■ Passage ■
Mack Truck members, like these second-shift workers in Macungie, Pennsylvania, who recently participated in an event to support local veterans, gained job protection, raises and other improvements in the recently ratified contract.
Mack Contract Halts Company’s Attempt to Move Work, Kills Two Tier
Often it’s difficult to assess a company’s true intentions when negotiations begin. In the latest round of bargaining at Mack Trucks, local negotiators couldn’t figure out why the company wanted to eliminate a provision in the contract that prevented it from opening a new plant without the agreement of the UAW.
They asked the company pointed questions about its reasons because they knew the heavy truck market didn’t justify opening a new plant.
“They couldn’t answer any of our questions about why they wanted it,” said Ed Balukas, chairman of the UAW Mack National Negotiating Committee and the president of Local 677 in Macungie, Pennsylvania.
While local negotiators were not getting answers, information requests made by the International at the direction of Vice President Norwood Jewell, director of the UAW Heavy Trucks Department, and by Region 9 Director Terry Dittes and Region 8 Director Ray Curry, revealed the company’s true intentions: It wanted to eventually build a new plant on the West Coast, with the very real possibility of threatening job security in Macungie and elsewhere.
“The three of them were critical in it from the beginning,” said Balukas, who noted that the provision requiring the UAW’s approval on a new plant was an open question until the last day of negotiations. “Their help was critical in maintaining our job security.”
Members approved the three-year master contract, along with local agreements, in October. Members maintained their job security, eliminated the second-tier wage schedule, negotiated wage and pension increases, won a $2,000 lump sum for active members and yearly lump-sum increases for retirees, as well as improved the health and safety and health care language in the contract.

■ What you are asked to do ■
Can you copy the Mack contract passage above word for word, starting at "Mack Truck members, like" and stopping after "recently ratified contract."?

■ Dataset rows ■
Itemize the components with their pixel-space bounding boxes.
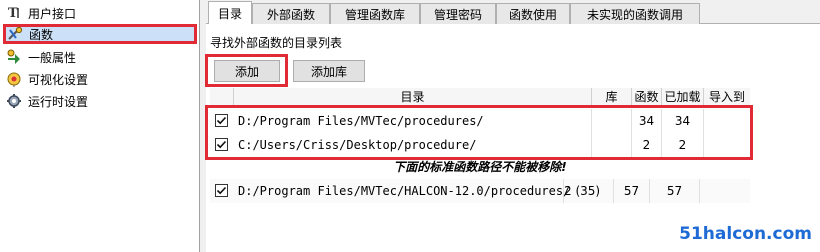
sidebar-item-general-properties[interactable]: 一般属性	[6, 47, 76, 67]
sidebar-item-label: 用户接口	[28, 6, 77, 21]
checkbox-column-header	[210, 88, 234, 106]
tab-function-usage[interactable]: 函数使用	[496, 3, 570, 24]
table-row[interactable]: C:/Users/Criss/Desktop/procedure/ 2 2	[210, 133, 750, 157]
sidebar-item-label: 运行时设置	[28, 94, 89, 109]
sidebar-item-label: 函数	[29, 27, 54, 42]
tab-external-functions[interactable]: 外部函数	[252, 3, 330, 24]
library-cell	[592, 109, 632, 133]
tab-label: 管理密码	[433, 7, 482, 22]
tab-manage-passwords[interactable]: 管理密码	[420, 3, 496, 24]
column-header-directory[interactable]: 目录	[234, 88, 592, 106]
standard-paths-note: 下面的标准函数路径不能被移除!	[393, 160, 567, 174]
loaded-cell: 57	[650, 179, 700, 203]
tab-label: 函数使用	[508, 7, 557, 22]
sidebar-item-visualization-settings[interactable]: 可视化设置	[6, 69, 88, 89]
table-row[interactable]: D:/Program Files/MVTec/procedures/ 34 34	[210, 109, 750, 133]
sidebar-item-functions[interactable]: 函数	[3, 24, 197, 44]
column-header-import-to[interactable]: 导入到	[704, 88, 750, 106]
table-row[interactable]: D:/Program Files/MVTec/HALCON-12.0/proce…	[210, 179, 750, 203]
import-cell	[704, 133, 750, 157]
directory-list-caption: 寻找外部函数的目录列表	[210, 36, 343, 50]
sidebar-item-label: 一般属性	[28, 50, 77, 65]
runtime-gear-icon	[6, 93, 22, 109]
properties-arrow-icon	[6, 49, 22, 65]
row-checkbox[interactable]	[215, 114, 228, 127]
functions-cell: 2	[632, 133, 662, 157]
sidebar-item-user-interface[interactable]: T 用户接口	[6, 3, 76, 23]
checkmark-icon	[216, 140, 227, 149]
directory-cell: D:/Program Files/MVTec/procedures/	[238, 109, 592, 133]
column-header-functions[interactable]: 函数	[632, 88, 662, 106]
tab-label: 目录	[217, 7, 242, 21]
visualization-icon	[6, 71, 22, 87]
tab-unimplemented-calls[interactable]: 未实现的函数调用	[570, 3, 700, 24]
tab-label: 外部函数	[266, 7, 315, 22]
checkmark-icon	[216, 186, 227, 195]
row-checkbox[interactable]	[215, 138, 228, 151]
site-watermark: 51halcon.com	[679, 224, 812, 244]
table-header: 目录 库 函数 已加载 导入到	[210, 88, 750, 106]
sidebar-item-label: 可视化设置	[28, 72, 89, 87]
tab-directories[interactable]: 目录	[208, 1, 252, 25]
loaded-cell: 2	[662, 133, 704, 157]
functions-cell: 57	[614, 179, 650, 203]
functions-cell: 34	[632, 109, 662, 133]
import-cell	[704, 109, 750, 133]
row-checkbox[interactable]	[215, 184, 228, 197]
column-header-loaded[interactable]: 已加载	[662, 88, 704, 106]
tab-manage-libraries[interactable]: 管理函数库	[330, 3, 420, 24]
directory-cell: D:/Program Files/MVTec/HALCON-12.0/proce…	[238, 179, 570, 203]
svg-text:T: T	[8, 6, 18, 21]
settings-sidebar: T 用户接口 函数 一般属性 可视化设置 运行时设置	[0, 0, 200, 252]
tab-label: 未实现的函数调用	[586, 7, 683, 22]
add-directory-button[interactable]: 添加	[214, 60, 280, 82]
library-cell	[592, 133, 632, 157]
directory-cell: C:/Users/Criss/Desktop/procedure/	[238, 133, 592, 157]
text-cursor-icon: T	[6, 5, 22, 21]
function-tools-icon	[7, 26, 23, 42]
import-cell	[700, 179, 750, 203]
library-cell: 2 (35)	[564, 179, 614, 203]
column-header-library[interactable]: 库	[592, 88, 632, 106]
tab-label: 管理函数库	[344, 7, 405, 22]
add-library-button[interactable]: 添加库	[293, 60, 365, 82]
loaded-cell: 34	[662, 109, 704, 133]
sidebar-item-runtime-settings[interactable]: 运行时设置	[6, 91, 88, 111]
tab-bar: 目录 外部函数 管理函数库 管理密码 函数使用 未实现的函数调用	[206, 1, 820, 25]
checkmark-icon	[216, 116, 227, 125]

■ Complete answer ■
Mack Truck members, like these second-shift workers in Macungie, Pennsylvania, who recently participated in an event to support local veterans, gained job protection, raises and other improvements in the recently ratified contract.